Extract each line of the data below exactly as written.
-- START RECORDS PROVIDED --
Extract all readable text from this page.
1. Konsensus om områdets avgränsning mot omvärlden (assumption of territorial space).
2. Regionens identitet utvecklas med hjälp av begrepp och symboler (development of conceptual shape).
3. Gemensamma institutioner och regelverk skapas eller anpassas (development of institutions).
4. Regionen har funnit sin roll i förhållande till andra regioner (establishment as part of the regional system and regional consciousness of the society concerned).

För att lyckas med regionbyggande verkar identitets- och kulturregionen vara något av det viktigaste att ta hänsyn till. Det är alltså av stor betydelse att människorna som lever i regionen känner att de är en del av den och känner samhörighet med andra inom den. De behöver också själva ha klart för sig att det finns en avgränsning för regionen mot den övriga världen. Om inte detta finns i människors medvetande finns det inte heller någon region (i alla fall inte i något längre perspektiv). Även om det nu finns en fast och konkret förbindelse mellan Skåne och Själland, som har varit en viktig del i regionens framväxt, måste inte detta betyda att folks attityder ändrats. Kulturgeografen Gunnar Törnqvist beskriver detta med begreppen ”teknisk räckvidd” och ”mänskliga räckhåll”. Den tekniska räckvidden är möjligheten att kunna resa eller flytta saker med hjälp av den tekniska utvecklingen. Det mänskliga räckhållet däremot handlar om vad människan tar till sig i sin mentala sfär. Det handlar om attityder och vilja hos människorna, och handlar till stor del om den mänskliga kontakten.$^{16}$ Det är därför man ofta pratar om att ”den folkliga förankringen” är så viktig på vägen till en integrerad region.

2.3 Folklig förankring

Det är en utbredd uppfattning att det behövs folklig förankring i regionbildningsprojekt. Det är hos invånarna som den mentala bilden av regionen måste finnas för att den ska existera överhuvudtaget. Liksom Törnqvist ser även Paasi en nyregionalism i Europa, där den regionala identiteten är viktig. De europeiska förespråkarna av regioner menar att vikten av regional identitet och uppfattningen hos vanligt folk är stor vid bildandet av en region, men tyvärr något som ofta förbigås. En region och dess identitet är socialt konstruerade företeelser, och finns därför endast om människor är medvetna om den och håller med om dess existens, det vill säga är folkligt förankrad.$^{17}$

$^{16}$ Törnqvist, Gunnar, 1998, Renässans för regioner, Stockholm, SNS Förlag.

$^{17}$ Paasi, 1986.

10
-- END RECORDS PROVIDED --
● **EXERCISE OUTPUT**:
Extract all readable text from this page.
1. Konsensus om områdets avgränsning mot omvärlden (assumption of territorial space).
2. Regionens identitet utvecklas med hjälp av begrepp och symboler (development of conceptual shape).
3. Gemensamma institutioner och regelverk skapas eller anpassas (development of institutions).
4. Regionen har funnit sin roll i förhållande till andra regioner (establishment as part of the regional system and regional consciousness of the society concerned).

För att lyckas med regionbyggande verkar identitets- och kulturregionen vara något av det viktigaste att ta hänsyn till. Det är alltså av stor betydelse att människorna som lever i regionen känner att de är en del av den och känner samhörighet med andra inom den. De behöver också själva ha klart för sig att det finns en avgränsning för regionen mot den övriga världen. Om inte detta finns i människors medvetande finns det inte heller någon region (i alla fall inte i något längre perspektiv). Även om det nu finns en fast och konkret förbindelse mellan Skåne och Själland, som har varit en viktig del i regionens framväxt, måste inte detta betyda att folks attityder ändrats. Kulturgeografen Gunnar Törnqvist beskriver detta med begreppen ”teknisk räckvidd” och ”mänskliga räckhåll”. Den tekniska räckvidden är möjligheten att kunna resa eller flytta saker med hjälp av den tekniska utvecklingen. Det mänskliga räckhållet däremot handlar om vad människan tar till sig i sin mentala sfär. Det handlar om attityder och vilja hos människorna, och handlar till stor del om den mänskliga kontakten.$^{16}$ Det är därför man ofta pratar om att ”den folkliga förankringen” är så viktig på vägen till en integrerad region.

2.3 Folklig förankring

Det är en utbredd uppfattning att det behövs folklig förankring i regionbildningsprojekt. Det är hos invånarna som den mentala bilden av regionen måste finnas för att den ska existera överhuvudtaget. Liksom Törnqvist ser även Paasi en nyregionalism i Europa, där den regionala identiteten är viktig. De europeiska förespråkarna av regioner menar att vikten av regional identitet och uppfattningen hos vanligt folk är stor vid bildandet av en region, men tyvärr något som ofta förbigås. En region och dess identitet är socialt konstruerade företeelser, och finns därför endast om människor är medvetna om den och håller med om dess existens, det vill säga är folkligt förankrad.$^{17}$

$^{16}$ Törnqvist, Gunnar, 1998, Renässans för regioner, Stockholm, SNS Förlag.

$^{17}$ Paasi, 1986.

10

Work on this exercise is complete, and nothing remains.